Task goal: Locate the string "University" in the records below. Copy every line where it occurs.

[Stored dataset items]

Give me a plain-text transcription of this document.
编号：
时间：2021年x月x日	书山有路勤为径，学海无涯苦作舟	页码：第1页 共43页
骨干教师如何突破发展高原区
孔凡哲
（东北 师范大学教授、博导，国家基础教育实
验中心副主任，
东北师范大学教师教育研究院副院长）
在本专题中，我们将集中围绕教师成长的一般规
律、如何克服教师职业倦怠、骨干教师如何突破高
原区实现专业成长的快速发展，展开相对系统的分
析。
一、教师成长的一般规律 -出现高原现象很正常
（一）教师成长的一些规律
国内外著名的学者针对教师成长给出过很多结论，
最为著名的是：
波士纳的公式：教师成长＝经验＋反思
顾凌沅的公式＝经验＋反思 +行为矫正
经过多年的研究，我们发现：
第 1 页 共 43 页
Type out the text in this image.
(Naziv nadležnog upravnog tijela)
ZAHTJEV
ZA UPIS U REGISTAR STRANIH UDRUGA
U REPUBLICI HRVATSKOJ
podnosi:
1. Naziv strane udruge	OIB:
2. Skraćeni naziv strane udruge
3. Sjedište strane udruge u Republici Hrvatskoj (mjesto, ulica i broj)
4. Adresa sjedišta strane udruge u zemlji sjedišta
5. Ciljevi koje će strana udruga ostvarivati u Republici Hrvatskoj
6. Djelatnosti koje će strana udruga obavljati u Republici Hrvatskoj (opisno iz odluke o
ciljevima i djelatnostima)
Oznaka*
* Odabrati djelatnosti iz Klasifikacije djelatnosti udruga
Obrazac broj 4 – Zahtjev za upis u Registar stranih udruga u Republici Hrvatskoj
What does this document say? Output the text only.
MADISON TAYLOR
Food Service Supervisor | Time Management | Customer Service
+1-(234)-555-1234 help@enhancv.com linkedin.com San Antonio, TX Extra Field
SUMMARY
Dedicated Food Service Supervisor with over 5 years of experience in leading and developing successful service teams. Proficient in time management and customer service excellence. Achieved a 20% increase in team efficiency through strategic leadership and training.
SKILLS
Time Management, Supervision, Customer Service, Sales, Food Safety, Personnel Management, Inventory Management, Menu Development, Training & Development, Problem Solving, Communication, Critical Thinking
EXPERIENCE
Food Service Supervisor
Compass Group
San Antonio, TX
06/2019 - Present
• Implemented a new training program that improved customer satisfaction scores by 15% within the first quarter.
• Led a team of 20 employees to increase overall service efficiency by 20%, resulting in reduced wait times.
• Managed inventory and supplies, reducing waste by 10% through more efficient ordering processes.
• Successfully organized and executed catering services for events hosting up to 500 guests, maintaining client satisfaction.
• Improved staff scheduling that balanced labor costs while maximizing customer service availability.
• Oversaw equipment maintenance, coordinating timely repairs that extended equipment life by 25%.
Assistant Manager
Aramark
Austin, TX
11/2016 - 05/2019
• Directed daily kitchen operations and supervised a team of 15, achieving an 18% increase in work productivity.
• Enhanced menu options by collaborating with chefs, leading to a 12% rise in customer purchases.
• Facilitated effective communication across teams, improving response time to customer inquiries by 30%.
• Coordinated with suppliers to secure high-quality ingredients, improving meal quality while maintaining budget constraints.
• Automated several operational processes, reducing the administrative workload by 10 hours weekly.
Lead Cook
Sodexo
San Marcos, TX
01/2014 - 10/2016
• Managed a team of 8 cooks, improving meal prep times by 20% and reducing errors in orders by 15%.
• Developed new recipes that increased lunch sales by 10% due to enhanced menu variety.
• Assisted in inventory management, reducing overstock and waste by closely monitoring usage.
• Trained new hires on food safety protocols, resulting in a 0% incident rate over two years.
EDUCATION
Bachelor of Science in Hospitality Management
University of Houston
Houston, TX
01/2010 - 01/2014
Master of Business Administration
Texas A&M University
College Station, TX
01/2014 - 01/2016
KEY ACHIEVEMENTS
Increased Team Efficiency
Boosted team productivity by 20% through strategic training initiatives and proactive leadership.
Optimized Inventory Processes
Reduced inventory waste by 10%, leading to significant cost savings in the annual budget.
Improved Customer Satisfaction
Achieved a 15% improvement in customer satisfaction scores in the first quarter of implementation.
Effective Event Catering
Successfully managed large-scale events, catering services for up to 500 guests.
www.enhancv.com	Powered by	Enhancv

Correct result:
University of Houston
Texas A&M University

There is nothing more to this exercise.